[Entries with figure data]
========================
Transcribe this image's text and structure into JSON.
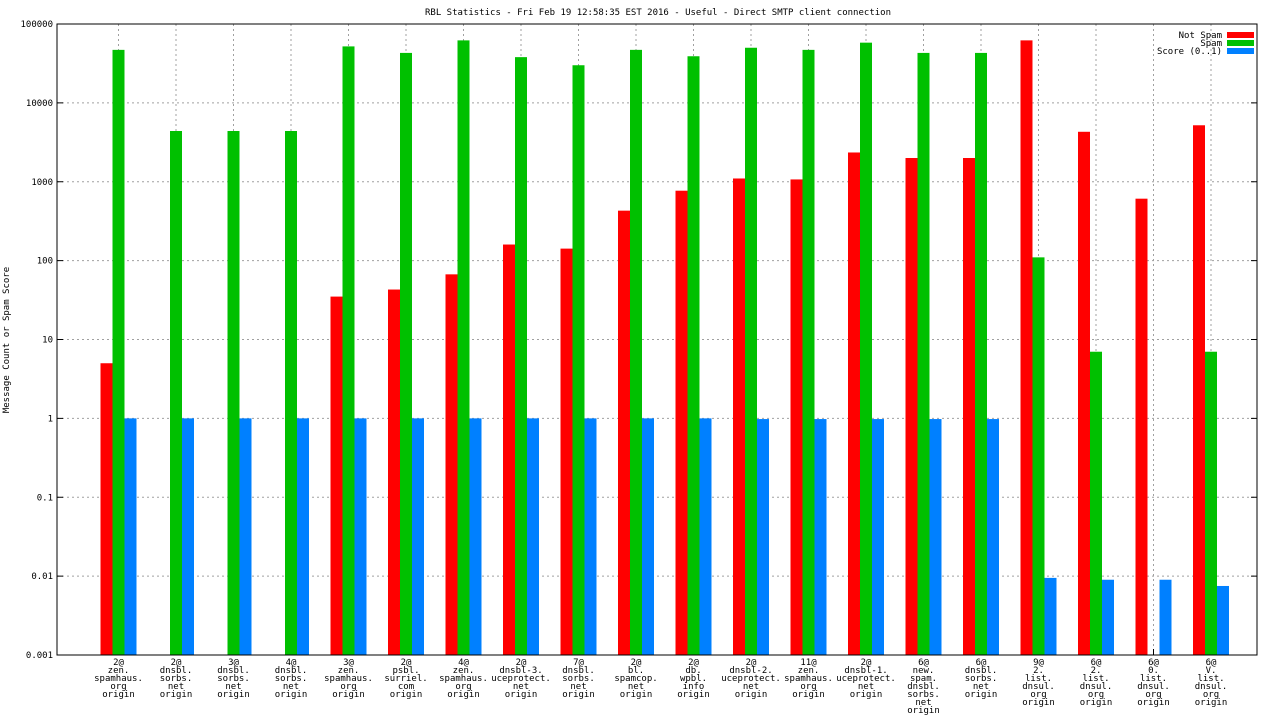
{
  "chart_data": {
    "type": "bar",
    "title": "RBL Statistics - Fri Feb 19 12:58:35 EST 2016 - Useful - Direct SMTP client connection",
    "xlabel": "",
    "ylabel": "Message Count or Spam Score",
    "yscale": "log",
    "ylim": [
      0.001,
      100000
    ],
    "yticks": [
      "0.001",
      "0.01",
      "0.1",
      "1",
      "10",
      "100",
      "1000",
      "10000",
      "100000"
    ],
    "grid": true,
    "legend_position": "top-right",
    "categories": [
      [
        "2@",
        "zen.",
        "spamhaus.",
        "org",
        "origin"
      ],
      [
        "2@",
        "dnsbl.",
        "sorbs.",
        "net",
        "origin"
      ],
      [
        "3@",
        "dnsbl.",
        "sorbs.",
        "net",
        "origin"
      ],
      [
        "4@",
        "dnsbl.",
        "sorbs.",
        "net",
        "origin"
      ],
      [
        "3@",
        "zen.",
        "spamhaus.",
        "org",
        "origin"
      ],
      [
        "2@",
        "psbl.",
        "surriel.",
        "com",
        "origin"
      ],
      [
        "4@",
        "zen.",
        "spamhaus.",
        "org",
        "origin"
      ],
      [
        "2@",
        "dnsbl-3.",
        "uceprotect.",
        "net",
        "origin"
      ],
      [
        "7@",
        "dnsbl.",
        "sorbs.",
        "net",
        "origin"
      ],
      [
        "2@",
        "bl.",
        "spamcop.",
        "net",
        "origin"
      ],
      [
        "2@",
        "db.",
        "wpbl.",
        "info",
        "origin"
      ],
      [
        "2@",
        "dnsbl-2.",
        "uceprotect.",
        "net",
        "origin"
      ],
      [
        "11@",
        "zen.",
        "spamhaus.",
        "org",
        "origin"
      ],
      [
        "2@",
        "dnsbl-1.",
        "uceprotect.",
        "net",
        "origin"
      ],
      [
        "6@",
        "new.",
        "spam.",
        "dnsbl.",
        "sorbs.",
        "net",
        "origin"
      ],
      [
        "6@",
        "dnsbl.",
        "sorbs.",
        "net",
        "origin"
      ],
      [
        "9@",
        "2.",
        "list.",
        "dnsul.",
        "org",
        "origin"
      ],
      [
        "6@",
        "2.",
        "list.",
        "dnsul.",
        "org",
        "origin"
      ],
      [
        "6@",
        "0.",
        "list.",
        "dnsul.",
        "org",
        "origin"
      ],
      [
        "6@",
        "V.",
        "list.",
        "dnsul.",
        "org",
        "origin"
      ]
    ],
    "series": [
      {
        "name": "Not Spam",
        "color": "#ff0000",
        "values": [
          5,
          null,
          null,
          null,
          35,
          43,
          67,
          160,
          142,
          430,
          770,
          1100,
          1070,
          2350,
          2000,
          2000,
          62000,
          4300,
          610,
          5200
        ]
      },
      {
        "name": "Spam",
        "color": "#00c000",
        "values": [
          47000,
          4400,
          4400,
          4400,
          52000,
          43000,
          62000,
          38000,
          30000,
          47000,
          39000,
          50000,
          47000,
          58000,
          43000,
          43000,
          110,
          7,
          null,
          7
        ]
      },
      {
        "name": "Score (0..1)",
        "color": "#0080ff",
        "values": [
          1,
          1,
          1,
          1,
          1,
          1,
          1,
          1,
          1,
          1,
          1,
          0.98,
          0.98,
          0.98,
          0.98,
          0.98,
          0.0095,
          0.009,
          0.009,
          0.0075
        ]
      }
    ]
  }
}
========================
Print each record exactly as it stands, leaving the images out.

## Exercise output
Transcribe this image's text and structure into JSON.
{
  "chart_data": {
    "type": "bar",
    "title": "RBL Statistics - Fri Feb 19 12:58:35 EST 2016 - Useful - Direct SMTP client connection",
    "xlabel": "",
    "ylabel": "Message Count or Spam Score",
    "yscale": "log",
    "ylim": [
      0.001,
      100000
    ],
    "yticks": [
      "0.001",
      "0.01",
      "0.1",
      "1",
      "10",
      "100",
      "1000",
      "10000",
      "100000"
    ],
    "grid": true,
    "legend_position": "top-right",
    "categories": [
      [
        "2@",
        "zen.",
        "spamhaus.",
        "org",
        "origin"
      ],
      [
        "2@",
        "dnsbl.",
        "sorbs.",
        "net",
        "origin"
      ],
      [
        "3@",
        "dnsbl.",
        "sorbs.",
        "net",
        "origin"
      ],
      [
        "4@",
        "dnsbl.",
        "sorbs.",
        "net",
        "origin"
      ],
      [
        "3@",
        "zen.",
        "spamhaus.",
        "org",
        "origin"
      ],
      [
        "2@",
        "psbl.",
        "surriel.",
        "com",
        "origin"
      ],
      [
        "4@",
        "zen.",
        "spamhaus.",
        "org",
        "origin"
      ],
      [
        "2@",
        "dnsbl-3.",
        "uceprotect.",
        "net",
        "origin"
      ],
      [
        "7@",
        "dnsbl.",
        "sorbs.",
        "net",
        "origin"
      ],
      [
        "2@",
        "bl.",
        "spamcop.",
        "net",
        "origin"
      ],
      [
        "2@",
        "db.",
        "wpbl.",
        "info",
        "origin"
      ],
      [
        "2@",
        "dnsbl-2.",
        "uceprotect.",
        "net",
        "origin"
      ],
      [
        "11@",
        "zen.",
        "spamhaus.",
        "org",
        "origin"
      ],
      [
        "2@",
        "dnsbl-1.",
        "uceprotect.",
        "net",
        "origin"
      ],
      [
        "6@",
        "new.",
        "spam.",
        "dnsbl.",
        "sorbs.",
        "net",
        "origin"
      ],
      [
        "6@",
        "dnsbl.",
        "sorbs.",
        "net",
        "origin"
      ],
      [
        "9@",
        "2.",
        "list.",
        "dnsul.",
        "org",
        "origin"
      ],
      [
        "6@",
        "2.",
        "list.",
        "dnsul.",
        "org",
        "origin"
      ],
      [
        "6@",
        "0.",
        "list.",
        "dnsul.",
        "org",
        "origin"
      ],
      [
        "6@",
        "V.",
        "list.",
        "dnsul.",
        "org",
        "origin"
      ]
    ],
    "series": [
      {
        "name": "Not Spam",
        "color": "#ff0000",
        "values": [
          5,
          null,
          null,
          null,
          35,
          43,
          67,
          160,
          142,
          430,
          770,
          1100,
          1070,
          2350,
          2000,
          2000,
          62000,
          4300,
          610,
          5200
        ]
      },
      {
        "name": "Spam",
        "color": "#00c000",
        "values": [
          47000,
          4400,
          4400,
          4400,
          52000,
          43000,
          62000,
          38000,
          30000,
          47000,
          39000,
          50000,
          47000,
          58000,
          43000,
          43000,
          110,
          7,
          null,
          7
        ]
      },
      {
        "name": "Score (0..1)",
        "color": "#0080ff",
        "values": [
          1,
          1,
          1,
          1,
          1,
          1,
          1,
          1,
          1,
          1,
          1,
          0.98,
          0.98,
          0.98,
          0.98,
          0.98,
          0.0095,
          0.009,
          0.009,
          0.0075
        ]
      }
    ]
  }
}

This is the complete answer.